## begin DATA SUPPLIED

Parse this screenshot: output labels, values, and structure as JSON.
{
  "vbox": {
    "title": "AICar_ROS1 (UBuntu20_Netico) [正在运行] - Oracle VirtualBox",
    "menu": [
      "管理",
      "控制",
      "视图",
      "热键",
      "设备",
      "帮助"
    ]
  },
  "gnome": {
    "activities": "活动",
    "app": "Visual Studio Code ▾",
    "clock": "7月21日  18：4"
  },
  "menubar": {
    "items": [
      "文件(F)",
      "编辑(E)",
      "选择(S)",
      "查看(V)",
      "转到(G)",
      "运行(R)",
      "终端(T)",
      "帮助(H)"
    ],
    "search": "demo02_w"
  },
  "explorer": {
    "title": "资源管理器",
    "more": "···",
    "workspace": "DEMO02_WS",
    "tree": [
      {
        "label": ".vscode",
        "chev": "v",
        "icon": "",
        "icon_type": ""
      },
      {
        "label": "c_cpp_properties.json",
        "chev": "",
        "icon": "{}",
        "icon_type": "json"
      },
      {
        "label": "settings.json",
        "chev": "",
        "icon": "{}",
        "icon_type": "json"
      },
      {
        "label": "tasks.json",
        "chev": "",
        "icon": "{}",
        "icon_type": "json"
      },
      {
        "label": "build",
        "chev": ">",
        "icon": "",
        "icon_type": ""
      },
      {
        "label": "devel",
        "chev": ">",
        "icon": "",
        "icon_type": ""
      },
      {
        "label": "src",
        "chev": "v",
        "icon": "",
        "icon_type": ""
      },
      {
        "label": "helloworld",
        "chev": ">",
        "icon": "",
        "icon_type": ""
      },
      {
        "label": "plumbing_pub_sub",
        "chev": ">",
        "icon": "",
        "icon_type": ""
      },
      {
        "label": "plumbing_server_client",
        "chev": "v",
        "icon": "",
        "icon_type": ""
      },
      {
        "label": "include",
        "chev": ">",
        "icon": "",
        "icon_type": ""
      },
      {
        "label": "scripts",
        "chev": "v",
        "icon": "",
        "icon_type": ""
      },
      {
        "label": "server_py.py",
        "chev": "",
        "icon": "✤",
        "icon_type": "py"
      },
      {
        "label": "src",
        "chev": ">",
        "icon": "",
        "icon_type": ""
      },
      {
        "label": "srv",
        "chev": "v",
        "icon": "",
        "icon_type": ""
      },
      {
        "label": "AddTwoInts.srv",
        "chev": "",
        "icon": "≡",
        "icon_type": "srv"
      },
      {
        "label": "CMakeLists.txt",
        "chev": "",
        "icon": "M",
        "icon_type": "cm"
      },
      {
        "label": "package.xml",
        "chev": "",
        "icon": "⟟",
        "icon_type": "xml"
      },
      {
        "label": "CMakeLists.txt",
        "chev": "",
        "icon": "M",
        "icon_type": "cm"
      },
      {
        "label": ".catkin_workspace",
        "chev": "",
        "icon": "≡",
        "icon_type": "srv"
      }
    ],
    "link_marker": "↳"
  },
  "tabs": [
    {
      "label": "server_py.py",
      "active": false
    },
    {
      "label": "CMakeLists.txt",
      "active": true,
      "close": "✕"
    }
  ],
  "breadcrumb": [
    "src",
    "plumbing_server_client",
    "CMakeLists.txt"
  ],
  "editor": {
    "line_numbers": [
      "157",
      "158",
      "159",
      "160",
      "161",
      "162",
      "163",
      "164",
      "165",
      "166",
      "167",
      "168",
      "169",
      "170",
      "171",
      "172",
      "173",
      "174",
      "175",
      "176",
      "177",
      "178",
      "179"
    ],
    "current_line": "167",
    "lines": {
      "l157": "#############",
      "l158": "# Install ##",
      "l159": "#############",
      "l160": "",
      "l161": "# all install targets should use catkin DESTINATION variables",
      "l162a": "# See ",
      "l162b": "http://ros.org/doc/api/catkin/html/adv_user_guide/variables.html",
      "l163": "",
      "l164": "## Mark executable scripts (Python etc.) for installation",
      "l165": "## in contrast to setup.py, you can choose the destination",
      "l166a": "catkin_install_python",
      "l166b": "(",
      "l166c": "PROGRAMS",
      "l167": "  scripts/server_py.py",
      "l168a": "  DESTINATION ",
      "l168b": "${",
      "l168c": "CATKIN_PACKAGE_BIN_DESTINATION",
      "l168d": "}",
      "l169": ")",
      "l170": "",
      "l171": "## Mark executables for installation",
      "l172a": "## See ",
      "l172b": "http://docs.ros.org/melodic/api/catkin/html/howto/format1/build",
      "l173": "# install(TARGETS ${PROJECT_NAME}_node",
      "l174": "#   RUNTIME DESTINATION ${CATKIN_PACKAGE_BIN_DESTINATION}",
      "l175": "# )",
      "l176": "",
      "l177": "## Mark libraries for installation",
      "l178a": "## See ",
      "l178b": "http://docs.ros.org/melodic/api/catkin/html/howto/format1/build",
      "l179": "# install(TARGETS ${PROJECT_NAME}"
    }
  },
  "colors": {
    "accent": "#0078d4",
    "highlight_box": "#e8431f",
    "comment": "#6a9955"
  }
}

## end DATA SUPPLIED

TO DO — Repeat every entry exactly as written above.

THE REPLY —
Parse this screenshot: output labels, values, and structure as JSON.
{
  "vbox": {
    "title": "AICar_ROS1 (UBuntu20_Netico) [正在运行] - Oracle VirtualBox",
    "menu": [
      "管理",
      "控制",
      "视图",
      "热键",
      "设备",
      "帮助"
    ]
  },
  "gnome": {
    "activities": "活动",
    "app": "Visual Studio Code ▾",
    "clock": "7月21日  18：4"
  },
  "menubar": {
    "items": [
      "文件(F)",
      "编辑(E)",
      "选择(S)",
      "查看(V)",
      "转到(G)",
      "运行(R)",
      "终端(T)",
      "帮助(H)"
    ],
    "search": "demo02_w"
  },
  "explorer": {
    "title": "资源管理器",
    "more": "···",
    "workspace": "DEMO02_WS",
    "tree": [
      {
        "label": ".vscode",
        "chev": "v",
        "icon": "",
        "icon_type": ""
      },
      {
        "label": "c_cpp_properties.json",
        "chev": "",
        "icon": "{}",
        "icon_type": "json"
      },
      {
        "label": "settings.json",
        "chev": "",
        "icon": "{}",
        "icon_type": "json"
      },
      {
        "label": "tasks.json",
        "chev": "",
        "icon": "{}",
        "icon_type": "json"
      },
      {
        "label": "build",
        "chev": ">",
        "icon": "",
        "icon_type": ""
      },
      {
        "label": "devel",
        "chev": ">",
        "icon": "",
        "icon_type": ""
      },
      {
        "label": "src",
        "chev": "v",
        "icon": "",
        "icon_type": ""
      },
      {
        "label": "helloworld",
        "chev": ">",
        "icon": "",
        "icon_type": ""
      },
      {
        "label": "plumbing_pub_sub",
        "chev": ">",
        "icon": "",
        "icon_type": ""
      },
      {
        "label": "plumbing_server_client",
        "chev": "v",
        "icon": "",
        "icon_type": ""
      },
      {
        "label": "include",
        "chev": ">",
        "icon": "",
        "icon_type": ""
      },
      {
        "label": "scripts",
        "chev": "v",
        "icon": "",
        "icon_type": ""
      },
      {
        "label": "server_py.py",
        "chev": "",
        "icon": "✤",
        "icon_type": "py"
      },
      {
        "label": "src",
        "chev": ">",
        "icon": "",
        "icon_type": ""
      },
      {
        "label": "srv",
        "chev": "v",
        "icon": "",
        "icon_type": ""
      },
      {
        "label": "AddTwoInts.srv",
        "chev": "",
        "icon": "≡",
        "icon_type": "srv"
      },
      {
        "label": "CMakeLists.txt",
        "chev": "",
        "icon": "M",
        "icon_type": "cm"
      },
      {
        "label": "package.xml",
        "chev": "",
        "icon": "⟟",
        "icon_type": "xml"
      },
      {
        "label": "CMakeLists.txt",
        "chev": "",
        "icon": "M",
        "icon_type": "cm"
      },
      {
        "label": ".catkin_workspace",
        "chev": "",
        "icon": "≡",
        "icon_type": "srv"
      }
    ],
    "link_marker": "↳"
  },
  "tabs": [
    {
      "label": "server_py.py",
      "active": false
    },
    {
      "label": "CMakeLists.txt",
      "active": true,
      "close": "✕"
    }
  ],
  "breadcrumb": [
    "src",
    "plumbing_server_client",
    "CMakeLists.txt"
  ],
  "editor": {
    "line_numbers": [
      "157",
      "158",
      "159",
      "160",
      "161",
      "162",
      "163",
      "164",
      "165",
      "166",
      "167",
      "168",
      "169",
      "170",
      "171",
      "172",
      "173",
      "174",
      "175",
      "176",
      "177",
      "178",
      "179"
    ],
    "current_line": "167",
    "lines": {
      "l157": "#############",
      "l158": "# Install ##",
      "l159": "#############",
      "l160": "",
      "l161": "# all install targets should use catkin DESTINATION variables",
      "l162a": "# See ",
      "l162b": "http://ros.org/doc/api/catkin/html/adv_user_guide/variables.html",
      "l163": "",
      "l164": "## Mark executable scripts (Python etc.) for installation",
      "l165": "## in contrast to setup.py, you can choose the destination",
      "l166a": "catkin_install_python",
      "l166b": "(",
      "l166c": "PROGRAMS",
      "l167": "  scripts/server_py.py",
      "l168a": "  DESTINATION ",
      "l168b": "${",
      "l168c": "CATKIN_PACKAGE_BIN_DESTINATION",
      "l168d": "}",
      "l169": ")",
      "l170": "",
      "l171": "## Mark executables for installation",
      "l172a": "## See ",
      "l172b": "http://docs.ros.org/melodic/api/catkin/html/howto/format1/build",
      "l173": "# install(TARGETS ${PROJECT_NAME}_node",
      "l174": "#   RUNTIME DESTINATION ${CATKIN_PACKAGE_BIN_DESTINATION}",
      "l175": "# )",
      "l176": "",
      "l177": "## Mark libraries for installation",
      "l178a": "## See ",
      "l178b": "http://docs.ros.org/melodic/api/catkin/html/howto/format1/build",
      "l179": "# install(TARGETS ${PROJECT_NAME}"
    }
  },
  "colors": {
    "accent": "#0078d4",
    "highlight_box": "#e8431f",
    "comment": "#6a9955"
  }
}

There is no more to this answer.